> _DESCRIPTION OF THE TASK_: Where a line contains the word "konstant", copy that line.

> _INFORMATION SHOWN_:
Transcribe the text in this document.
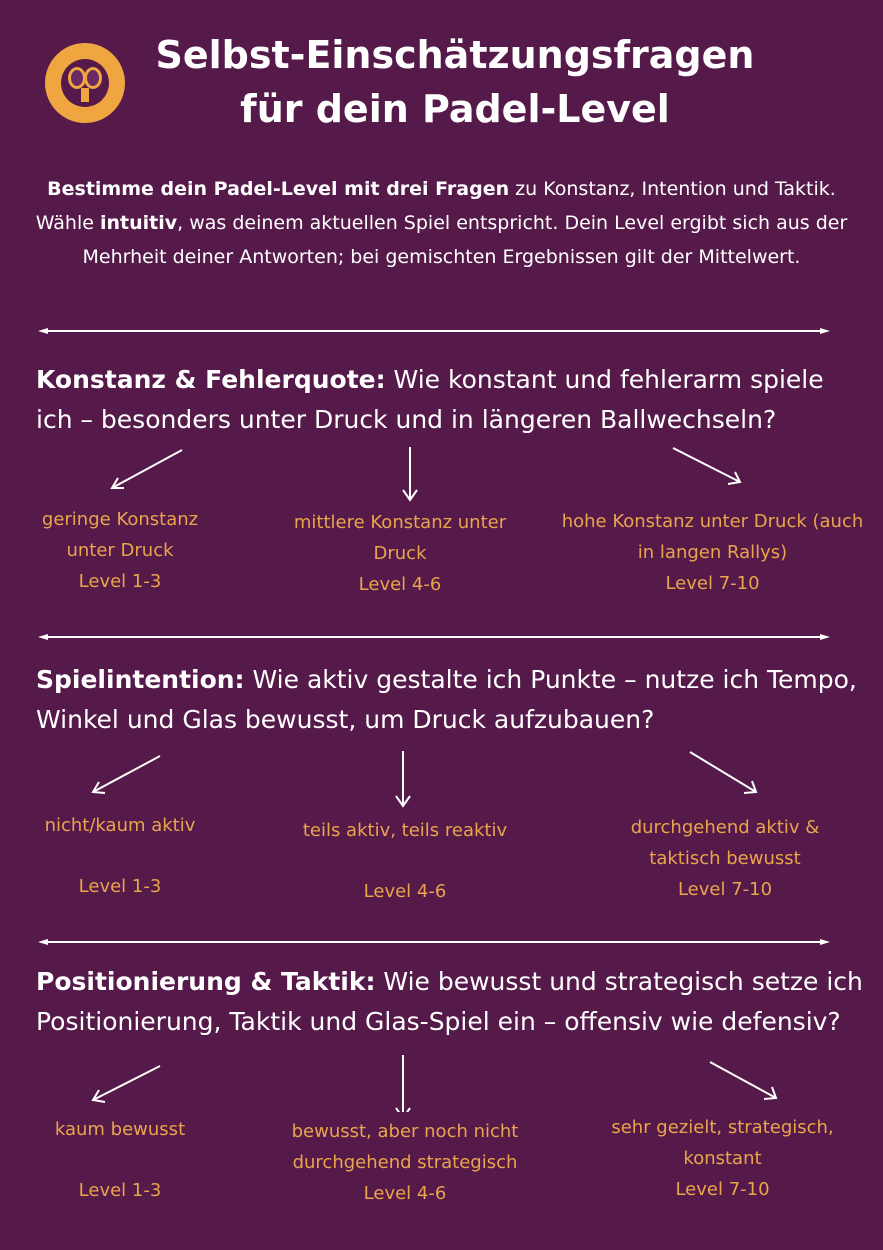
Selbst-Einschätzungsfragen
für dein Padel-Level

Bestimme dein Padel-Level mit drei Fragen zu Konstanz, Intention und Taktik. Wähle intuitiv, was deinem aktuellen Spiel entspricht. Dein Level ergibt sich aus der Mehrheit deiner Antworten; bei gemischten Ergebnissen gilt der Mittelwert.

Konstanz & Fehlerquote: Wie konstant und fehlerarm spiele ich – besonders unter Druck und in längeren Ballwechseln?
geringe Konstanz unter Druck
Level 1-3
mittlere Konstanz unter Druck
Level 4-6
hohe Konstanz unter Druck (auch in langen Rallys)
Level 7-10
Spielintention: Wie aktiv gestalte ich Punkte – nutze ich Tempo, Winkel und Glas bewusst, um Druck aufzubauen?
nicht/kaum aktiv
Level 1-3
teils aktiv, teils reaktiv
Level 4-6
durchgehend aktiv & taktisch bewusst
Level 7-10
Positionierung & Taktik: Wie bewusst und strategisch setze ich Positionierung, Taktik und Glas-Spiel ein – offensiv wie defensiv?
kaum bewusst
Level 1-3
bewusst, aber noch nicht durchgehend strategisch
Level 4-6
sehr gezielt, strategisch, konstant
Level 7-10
---
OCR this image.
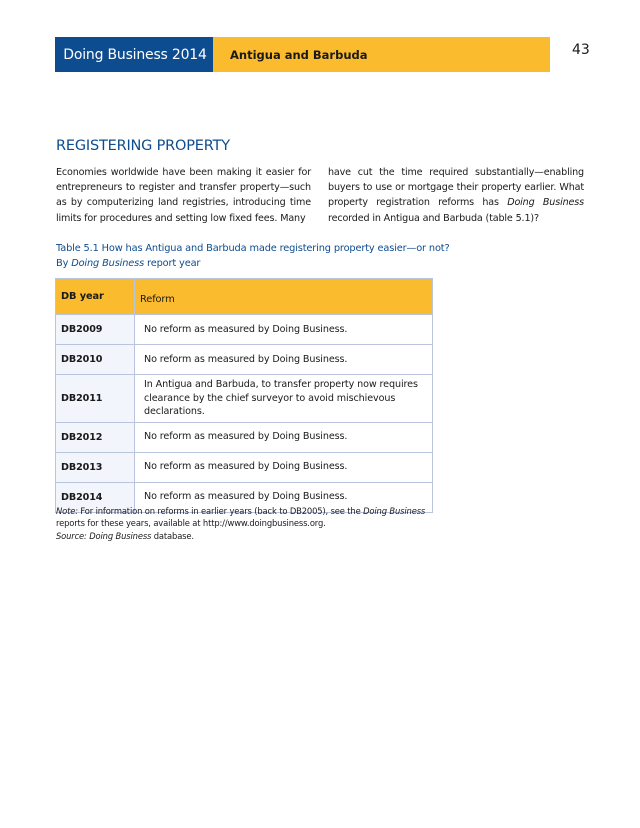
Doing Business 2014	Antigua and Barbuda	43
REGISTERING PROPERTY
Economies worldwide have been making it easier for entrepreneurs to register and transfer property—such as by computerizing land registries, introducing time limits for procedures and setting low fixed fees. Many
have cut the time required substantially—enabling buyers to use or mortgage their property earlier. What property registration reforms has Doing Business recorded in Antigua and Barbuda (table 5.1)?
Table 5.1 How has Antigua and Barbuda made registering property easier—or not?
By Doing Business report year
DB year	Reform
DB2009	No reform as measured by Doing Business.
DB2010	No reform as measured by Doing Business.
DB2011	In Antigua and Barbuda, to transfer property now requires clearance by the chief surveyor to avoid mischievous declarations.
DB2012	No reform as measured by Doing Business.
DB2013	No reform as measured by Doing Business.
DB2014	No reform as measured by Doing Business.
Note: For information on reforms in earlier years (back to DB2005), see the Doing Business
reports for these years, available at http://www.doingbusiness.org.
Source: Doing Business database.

> _TASK RESULT_:
Konstanz & Fehlerquote: Wie konstant und fehlerarm spiele ich – besonders unter Druck und in längeren Ballwechseln?
sehr gezielt, strategisch, konstant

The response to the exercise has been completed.